## Request
Copy every line from the records below that holds the word "name".

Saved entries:
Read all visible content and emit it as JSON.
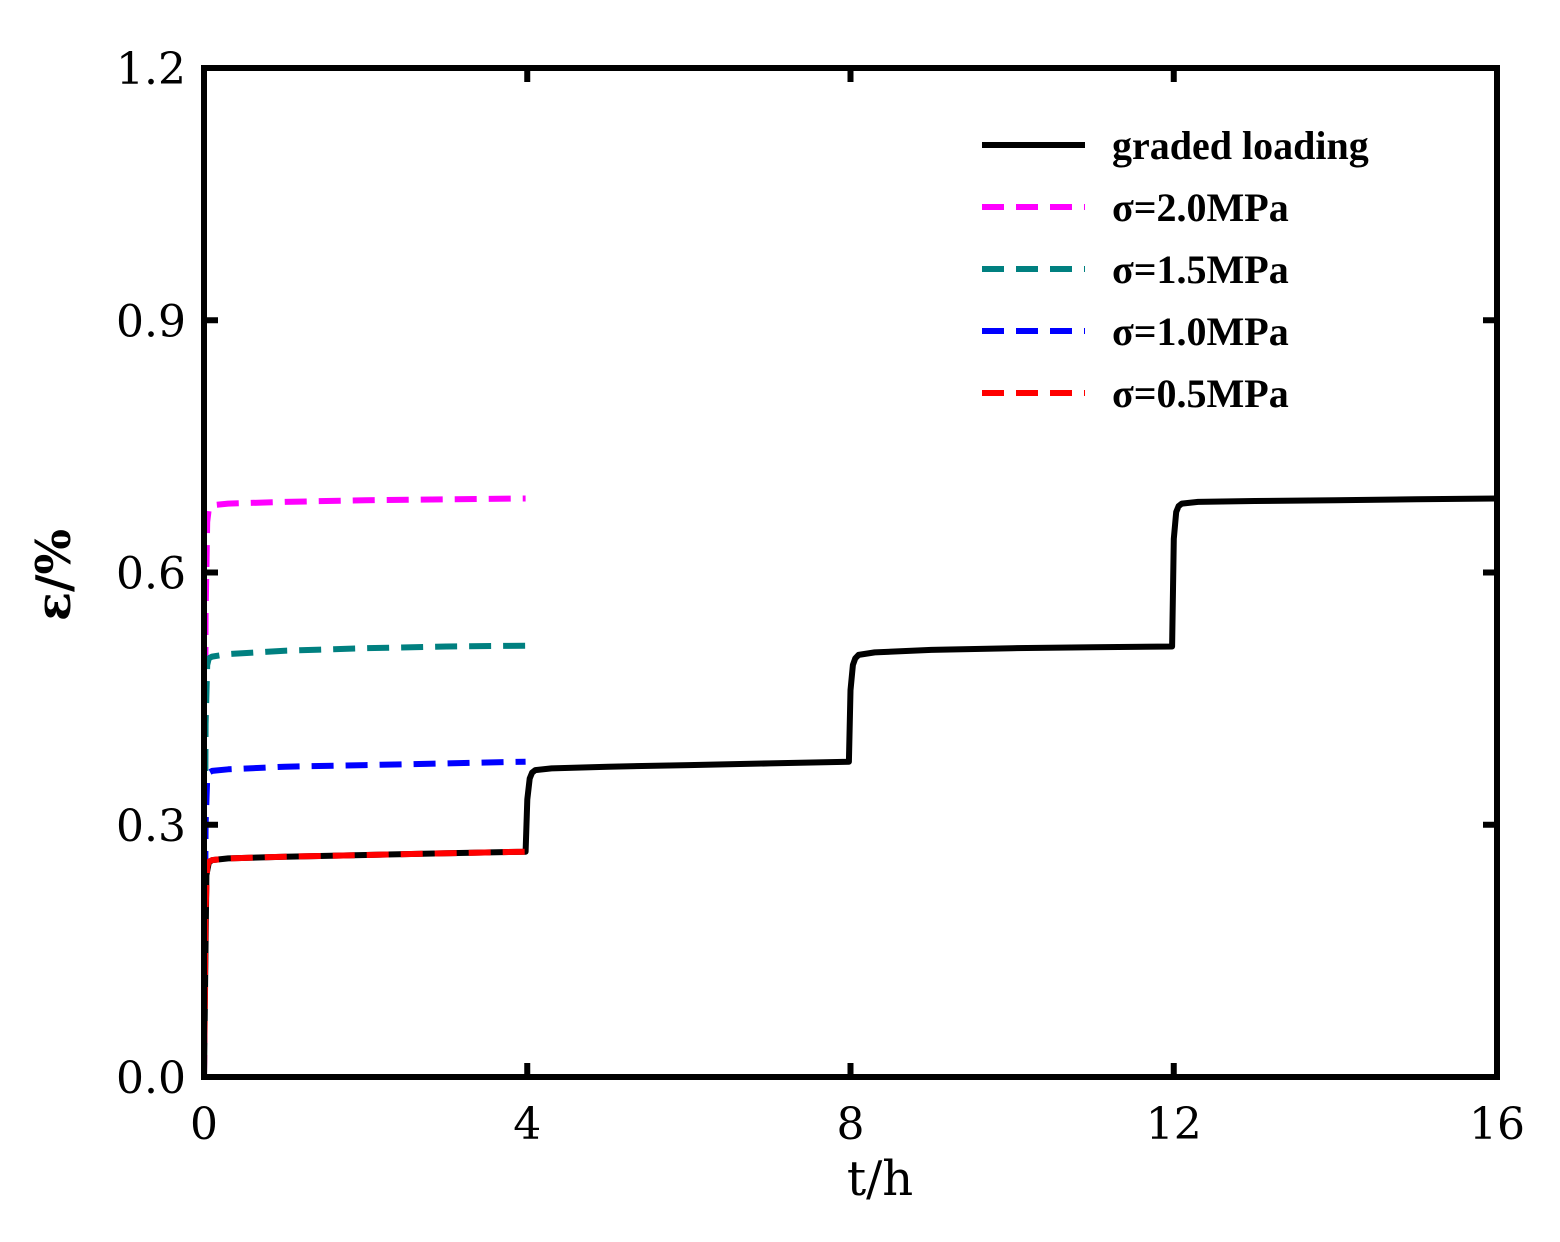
{
  "chart_data": {
    "type": "line",
    "title": "",
    "xlabel": "t/h",
    "ylabel": "ε/%",
    "xlim": [
      0,
      16
    ],
    "ylim": [
      0,
      1.2
    ],
    "xticks": [
      0,
      4,
      8,
      12,
      16
    ],
    "xtick_labels": [
      "0",
      "4",
      "8",
      "12",
      "16"
    ],
    "yticks": [
      0,
      0.3,
      0.6,
      0.9,
      1.2
    ],
    "ytick_labels": [
      "0.0",
      "0.3",
      "0.6",
      "0.9",
      "1.2"
    ],
    "grid": false,
    "legend_position": "top-right",
    "series": [
      {
        "name": "graded loading",
        "color": "#000000",
        "style": "solid",
        "x": [
          0,
          0.03,
          0.06,
          0.1,
          0.3,
          1,
          2,
          3,
          3.98,
          4.0,
          4.03,
          4.06,
          4.1,
          4.3,
          5,
          6,
          7,
          7.98,
          8.0,
          8.03,
          8.06,
          8.1,
          8.3,
          9,
          10,
          11,
          11.98,
          12.0,
          12.03,
          12.06,
          12.1,
          12.3,
          13,
          14,
          15,
          16
        ],
        "y": [
          0,
          0.24,
          0.255,
          0.258,
          0.26,
          0.262,
          0.264,
          0.266,
          0.268,
          0.33,
          0.355,
          0.362,
          0.365,
          0.367,
          0.369,
          0.371,
          0.373,
          0.375,
          0.46,
          0.49,
          0.498,
          0.502,
          0.505,
          0.508,
          0.51,
          0.511,
          0.512,
          0.64,
          0.672,
          0.679,
          0.682,
          0.684,
          0.685,
          0.686,
          0.687,
          0.688
        ]
      },
      {
        "name": "σ=2.0MPa",
        "color": "#ff00ff",
        "style": "dashed",
        "x": [
          0,
          0.02,
          0.04,
          0.06,
          0.1,
          0.3,
          1,
          2,
          3,
          3.98
        ],
        "y": [
          0,
          0.55,
          0.66,
          0.676,
          0.68,
          0.682,
          0.684,
          0.686,
          0.687,
          0.688
        ]
      },
      {
        "name": "σ=1.5MPa",
        "color": "#008080",
        "style": "dashed",
        "x": [
          0,
          0.02,
          0.04,
          0.06,
          0.1,
          0.3,
          1,
          2,
          3,
          3.98
        ],
        "y": [
          0,
          0.42,
          0.49,
          0.498,
          0.5,
          0.503,
          0.507,
          0.51,
          0.512,
          0.513
        ]
      },
      {
        "name": "σ=1.0MPa",
        "color": "#0000ff",
        "style": "dashed",
        "x": [
          0,
          0.02,
          0.04,
          0.06,
          0.1,
          0.3,
          1,
          2,
          3,
          3.98
        ],
        "y": [
          0,
          0.3,
          0.355,
          0.362,
          0.364,
          0.366,
          0.369,
          0.371,
          0.373,
          0.375
        ]
      },
      {
        "name": "σ=0.5MPa",
        "color": "#ff0000",
        "style": "dashed",
        "x": [
          0,
          0.02,
          0.04,
          0.06,
          0.1,
          0.3,
          1,
          2,
          3,
          3.98
        ],
        "y": [
          0,
          0.2,
          0.25,
          0.256,
          0.258,
          0.26,
          0.262,
          0.264,
          0.266,
          0.268
        ]
      }
    ]
  }
}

## Solution for this exercise
        "name": "graded loading",
        "name": "σ=2.0MPa",
        "name": "σ=1.5MPa",
        "name": "σ=1.0MPa",
        "name": "σ=0.5MPa",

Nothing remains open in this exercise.